Short exercise — For every line in the data below that contains "have", copy the line.

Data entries
----

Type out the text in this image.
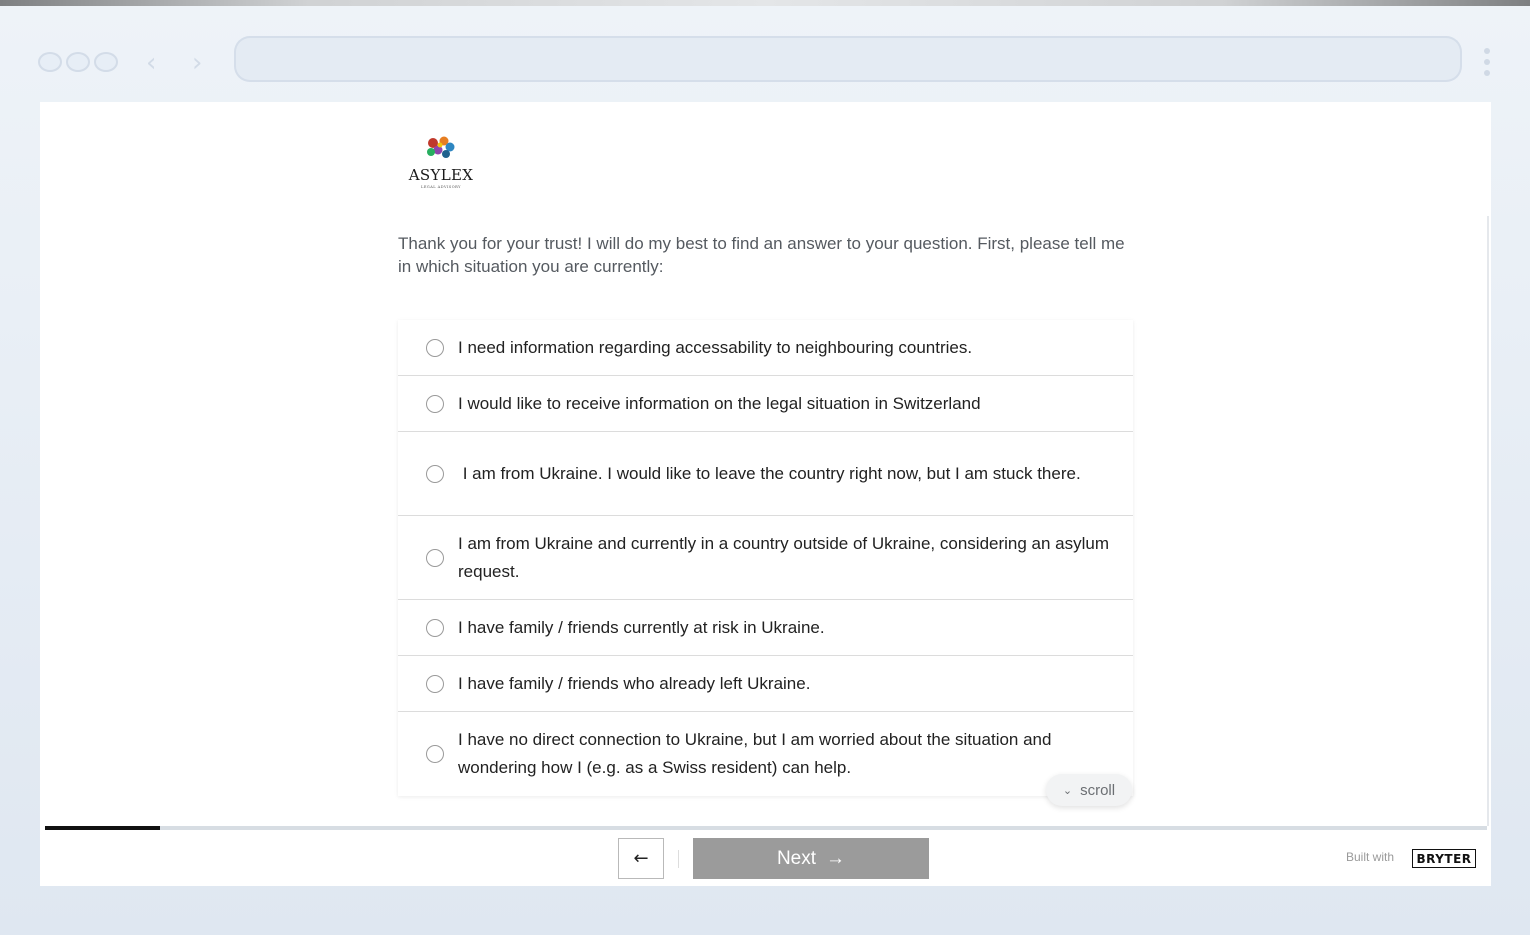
‹ ›
ASYLEX
LEGAL ADVISORY
Thank you for your trust! I will do my best to find an answer to your question. First, please tell me in which situation you are currently:
I need information regarding accessability to neighbouring countries.
I would like to receive information on the legal situation in Switzerland
I am from Ukraine. I would like to leave the country right now, but I am stuck there.
I am from Ukraine and currently in a country outside of Ukraine, considering an asylum request.
I have family / friends currently at risk in Ukraine.
I have family / friends who already left Ukraine.
I have no direct connection to Ukraine, but I am worried about the situation and wondering how I (e.g. as a Swiss resident) can help.
⌄ scroll
←	Next →	Built with	BRYTER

----

Exercise response —
I have family / friends currently at risk in Ukraine.
I have family / friends who already left Ukraine.
I have no direct connection to Ukraine, but I am worried about the situation and wondering how I (e.g. as a Swiss resident) can help.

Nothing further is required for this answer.